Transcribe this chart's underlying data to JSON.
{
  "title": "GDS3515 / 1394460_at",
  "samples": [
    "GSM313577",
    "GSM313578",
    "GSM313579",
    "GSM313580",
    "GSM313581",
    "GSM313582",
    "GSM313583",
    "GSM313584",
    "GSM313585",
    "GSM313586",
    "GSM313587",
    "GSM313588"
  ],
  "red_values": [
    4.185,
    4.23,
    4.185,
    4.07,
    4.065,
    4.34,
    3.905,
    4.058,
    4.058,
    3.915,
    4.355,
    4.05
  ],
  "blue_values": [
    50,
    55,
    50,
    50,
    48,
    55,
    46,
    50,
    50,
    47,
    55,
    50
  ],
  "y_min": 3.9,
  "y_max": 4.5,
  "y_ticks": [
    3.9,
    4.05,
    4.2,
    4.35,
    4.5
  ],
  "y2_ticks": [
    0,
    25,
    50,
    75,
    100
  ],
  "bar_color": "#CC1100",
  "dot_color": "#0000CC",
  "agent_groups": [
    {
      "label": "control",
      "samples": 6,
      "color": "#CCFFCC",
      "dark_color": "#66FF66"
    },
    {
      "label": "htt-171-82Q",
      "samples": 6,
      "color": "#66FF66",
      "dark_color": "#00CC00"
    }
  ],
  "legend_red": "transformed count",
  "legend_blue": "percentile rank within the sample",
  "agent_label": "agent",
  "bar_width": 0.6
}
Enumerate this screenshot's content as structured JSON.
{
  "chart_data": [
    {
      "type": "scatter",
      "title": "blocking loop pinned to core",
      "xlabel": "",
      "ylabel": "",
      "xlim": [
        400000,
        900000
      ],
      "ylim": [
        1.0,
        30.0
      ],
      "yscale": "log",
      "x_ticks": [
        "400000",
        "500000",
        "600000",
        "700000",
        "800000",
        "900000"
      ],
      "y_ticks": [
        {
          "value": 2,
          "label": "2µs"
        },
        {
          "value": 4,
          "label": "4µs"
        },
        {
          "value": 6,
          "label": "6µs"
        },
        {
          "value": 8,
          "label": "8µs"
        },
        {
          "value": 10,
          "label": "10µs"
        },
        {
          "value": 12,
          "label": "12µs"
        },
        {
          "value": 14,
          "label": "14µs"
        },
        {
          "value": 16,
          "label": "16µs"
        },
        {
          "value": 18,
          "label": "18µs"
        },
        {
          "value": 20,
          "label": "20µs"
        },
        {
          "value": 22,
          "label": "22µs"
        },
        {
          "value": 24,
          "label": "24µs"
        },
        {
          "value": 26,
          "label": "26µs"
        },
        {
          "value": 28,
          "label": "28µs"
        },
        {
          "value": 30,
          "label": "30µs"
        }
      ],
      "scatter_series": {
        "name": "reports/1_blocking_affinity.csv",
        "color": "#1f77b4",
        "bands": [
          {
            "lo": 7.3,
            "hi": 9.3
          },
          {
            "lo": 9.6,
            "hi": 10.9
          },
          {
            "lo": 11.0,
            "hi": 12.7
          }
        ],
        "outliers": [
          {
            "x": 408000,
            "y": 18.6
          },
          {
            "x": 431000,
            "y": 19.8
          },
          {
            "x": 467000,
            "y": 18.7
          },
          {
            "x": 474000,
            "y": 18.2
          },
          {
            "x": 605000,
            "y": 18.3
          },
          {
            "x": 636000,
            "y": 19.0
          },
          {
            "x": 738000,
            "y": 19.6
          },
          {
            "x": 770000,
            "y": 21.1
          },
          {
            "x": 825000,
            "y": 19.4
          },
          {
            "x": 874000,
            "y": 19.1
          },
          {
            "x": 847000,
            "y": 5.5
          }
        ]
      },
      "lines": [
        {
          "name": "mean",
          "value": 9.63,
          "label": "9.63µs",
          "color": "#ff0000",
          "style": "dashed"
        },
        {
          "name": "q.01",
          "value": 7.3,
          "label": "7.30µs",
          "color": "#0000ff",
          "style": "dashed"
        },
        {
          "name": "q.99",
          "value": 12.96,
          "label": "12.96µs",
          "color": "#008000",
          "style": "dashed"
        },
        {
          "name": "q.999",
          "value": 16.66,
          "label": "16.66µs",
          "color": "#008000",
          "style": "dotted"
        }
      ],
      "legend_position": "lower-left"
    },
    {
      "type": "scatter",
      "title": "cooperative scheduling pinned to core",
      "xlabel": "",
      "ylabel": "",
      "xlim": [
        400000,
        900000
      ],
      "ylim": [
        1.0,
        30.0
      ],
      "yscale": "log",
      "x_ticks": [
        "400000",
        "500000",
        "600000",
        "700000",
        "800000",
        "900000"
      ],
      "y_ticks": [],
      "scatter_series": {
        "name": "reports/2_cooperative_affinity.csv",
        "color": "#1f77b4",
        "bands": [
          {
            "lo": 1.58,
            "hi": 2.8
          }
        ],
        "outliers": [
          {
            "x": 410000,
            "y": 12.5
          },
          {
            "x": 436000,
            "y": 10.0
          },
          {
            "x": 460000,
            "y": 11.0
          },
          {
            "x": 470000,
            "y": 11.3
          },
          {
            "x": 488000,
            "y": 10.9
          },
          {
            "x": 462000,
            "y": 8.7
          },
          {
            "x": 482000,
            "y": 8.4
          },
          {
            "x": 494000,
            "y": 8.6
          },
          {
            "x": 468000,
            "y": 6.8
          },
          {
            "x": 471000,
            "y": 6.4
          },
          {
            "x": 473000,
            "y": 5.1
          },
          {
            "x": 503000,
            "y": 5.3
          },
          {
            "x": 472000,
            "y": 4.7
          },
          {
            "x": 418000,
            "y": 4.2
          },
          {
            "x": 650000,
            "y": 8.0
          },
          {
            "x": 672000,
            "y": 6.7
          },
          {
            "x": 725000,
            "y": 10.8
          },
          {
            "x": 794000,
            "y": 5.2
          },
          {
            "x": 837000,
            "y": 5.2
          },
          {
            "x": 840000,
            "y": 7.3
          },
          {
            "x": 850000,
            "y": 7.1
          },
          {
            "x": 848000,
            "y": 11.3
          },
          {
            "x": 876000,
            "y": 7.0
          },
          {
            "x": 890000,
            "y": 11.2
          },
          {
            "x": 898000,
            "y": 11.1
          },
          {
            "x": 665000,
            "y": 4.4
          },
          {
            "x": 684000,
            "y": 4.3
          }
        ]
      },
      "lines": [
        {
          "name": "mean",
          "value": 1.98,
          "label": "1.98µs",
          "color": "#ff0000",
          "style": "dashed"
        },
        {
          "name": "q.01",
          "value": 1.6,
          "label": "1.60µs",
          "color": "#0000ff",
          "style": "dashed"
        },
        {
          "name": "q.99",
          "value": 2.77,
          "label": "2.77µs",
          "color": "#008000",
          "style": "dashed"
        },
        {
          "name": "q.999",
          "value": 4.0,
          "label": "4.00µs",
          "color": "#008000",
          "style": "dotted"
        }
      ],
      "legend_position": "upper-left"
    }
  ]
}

....................

> _What is being asked_: Quote the material exactly, leaving nothing out.

> _Response_:
Transcribe this chart's underlying data to JSON.
{
  "title": "GDS3515 / 1394460_at",
  "samples": [
    "GSM313577",
    "GSM313578",
    "GSM313579",
    "GSM313580",
    "GSM313581",
    "GSM313582",
    "GSM313583",
    "GSM313584",
    "GSM313585",
    "GSM313586",
    "GSM313587",
    "GSM313588"
  ],
  "red_values": [
    4.185,
    4.23,
    4.185,
    4.07,
    4.065,
    4.34,
    3.905,
    4.058,
    4.058,
    3.915,
    4.355,
    4.05
  ],
  "blue_values": [
    50,
    55,
    50,
    50,
    48,
    55,
    46,
    50,
    50,
    47,
    55,
    50
  ],
  "y_min": 3.9,
  "y_max": 4.5,
  "y_ticks": [
    3.9,
    4.05,
    4.2,
    4.35,
    4.5
  ],
  "y2_ticks": [
    0,
    25,
    50,
    75,
    100
  ],
  "bar_color": "#CC1100",
  "dot_color": "#0000CC",
  "agent_groups": [
    {
      "label": "control",
      "samples": 6,
      "color": "#CCFFCC",
      "dark_color": "#66FF66"
    },
    {
      "label": "htt-171-82Q",
      "samples": 6,
      "color": "#66FF66",
      "dark_color": "#00CC00"
    }
  ],
  "legend_red": "transformed count",
  "legend_blue": "percentile rank within the sample",
  "agent_label": "agent",
  "bar_width": 0.6
}
Enumerate this screenshot's content as structured JSON.
{
  "chart_data": [
    {
      "type": "scatter",
      "title": "blocking loop pinned to core",
      "xlabel": "",
      "ylabel": "",
      "xlim": [
        400000,
        900000
      ],
      "ylim": [
        1.0,
        30.0
      ],
      "yscale": "log",
      "x_ticks": [
        "400000",
        "500000",
        "600000",
        "700000",
        "800000",
        "900000"
      ],
      "y_ticks": [
        {
          "value": 2,
          "label": "2µs"
        },
        {
          "value": 4,
          "label": "4µs"
        },
        {
          "value": 6,
          "label": "6µs"
        },
        {
          "value": 8,
          "label": "8µs"
        },
        {
          "value": 10,
          "label": "10µs"
        },
        {
          "value": 12,
          "label": "12µs"
        },
        {
          "value": 14,
          "label": "14µs"
        },
        {
          "value": 16,
          "label": "16µs"
        },
        {
          "value": 18,
          "label": "18µs"
        },
        {
          "value": 20,
          "label": "20µs"
        },
        {
          "value": 22,
          "label": "22µs"
        },
        {
          "value": 24,
          "label": "24µs"
        },
        {
          "value": 26,
          "label": "26µs"
        },
        {
          "value": 28,
          "label": "28µs"
        },
        {
          "value": 30,
          "label": "30µs"
        }
      ],
      "scatter_series": {
        "name": "reports/1_blocking_affinity.csv",
        "color": "#1f77b4",
        "bands": [
          {
            "lo": 7.3,
            "hi": 9.3
          },
          {
            "lo": 9.6,
            "hi": 10.9
          },
          {
            "lo": 11.0,
            "hi": 12.7
          }
        ],
        "outliers": [
          {
            "x": 408000,
            "y": 18.6
          },
          {
            "x": 431000,
            "y": 19.8
          },
          {
            "x": 467000,
            "y": 18.7
          },
          {
            "x": 474000,
            "y": 18.2
          },
          {
            "x": 605000,
            "y": 18.3
          },
          {
            "x": 636000,
            "y": 19.0
          },
          {
            "x": 738000,
            "y": 19.6
          },
          {
            "x": 770000,
            "y": 21.1
          },
          {
            "x": 825000,
            "y": 19.4
          },
          {
            "x": 874000,
            "y": 19.1
          },
          {
            "x": 847000,
            "y": 5.5
          }
        ]
      },
      "lines": [
        {
          "name": "mean",
          "value": 9.63,
          "label": "9.63µs",
          "color": "#ff0000",
          "style": "dashed"
        },
        {
          "name": "q.01",
          "value": 7.3,
          "label": "7.30µs",
          "color": "#0000ff",
          "style": "dashed"
        },
        {
          "name": "q.99",
          "value": 12.96,
          "label": "12.96µs",
          "color": "#008000",
          "style": "dashed"
        },
        {
          "name": "q.999",
          "value": 16.66,
          "label": "16.66µs",
          "color": "#008000",
          "style": "dotted"
        }
      ],
      "legend_position": "lower-left"
    },
    {
      "type": "scatter",
      "title": "cooperative scheduling pinned to core",
      "xlabel": "",
      "ylabel": "",
      "xlim": [
        400000,
        900000
      ],
      "ylim": [
        1.0,
        30.0
      ],
      "yscale": "log",
      "x_ticks": [
        "400000",
        "500000",
        "600000",
        "700000",
        "800000",
        "900000"
      ],
      "y_ticks": [],
      "scatter_series": {
        "name": "reports/2_cooperative_affinity.csv",
        "color": "#1f77b4",
        "bands": [
          {
            "lo": 1.58,
            "hi": 2.8
          }
        ],
        "outliers": [
          {
            "x": 410000,
            "y": 12.5
          },
          {
            "x": 436000,
            "y": 10.0
          },
          {
            "x": 460000,
            "y": 11.0
          },
          {
            "x": 470000,
            "y": 11.3
          },
          {
            "x": 488000,
            "y": 10.9
          },
          {
            "x": 462000,
            "y": 8.7
          },
          {
            "x": 482000,
            "y": 8.4
          },
          {
            "x": 494000,
            "y": 8.6
          },
          {
            "x": 468000,
            "y": 6.8
          },
          {
            "x": 471000,
            "y": 6.4
          },
          {
            "x": 473000,
            "y": 5.1
          },
          {
            "x": 503000,
            "y": 5.3
          },
          {
            "x": 472000,
            "y": 4.7
          },
          {
            "x": 418000,
            "y": 4.2
          },
          {
            "x": 650000,
            "y": 8.0
          },
          {
            "x": 672000,
            "y": 6.7
          },
          {
            "x": 725000,
            "y": 10.8
          },
          {
            "x": 794000,
            "y": 5.2
          },
          {
            "x": 837000,
            "y": 5.2
          },
          {
            "x": 840000,
            "y": 7.3
          },
          {
            "x": 850000,
            "y": 7.1
          },
          {
            "x": 848000,
            "y": 11.3
          },
          {
            "x": 876000,
            "y": 7.0
          },
          {
            "x": 890000,
            "y": 11.2
          },
          {
            "x": 898000,
            "y": 11.1
          },
          {
            "x": 665000,
            "y": 4.4
          },
          {
            "x": 684000,
            "y": 4.3
          }
        ]
      },
      "lines": [
        {
          "name": "mean",
          "value": 1.98,
          "label": "1.98µs",
          "color": "#ff0000",
          "style": "dashed"
        },
        {
          "name": "q.01",
          "value": 1.6,
          "label": "1.60µs",
          "color": "#0000ff",
          "style": "dashed"
        },
        {
          "name": "q.99",
          "value": 2.77,
          "label": "2.77µs",
          "color": "#008000",
          "style": "dashed"
        },
        {
          "name": "q.999",
          "value": 4.0,
          "label": "4.00µs",
          "color": "#008000",
          "style": "dotted"
        }
      ],
      "legend_position": "upper-left"
    }
  ]
}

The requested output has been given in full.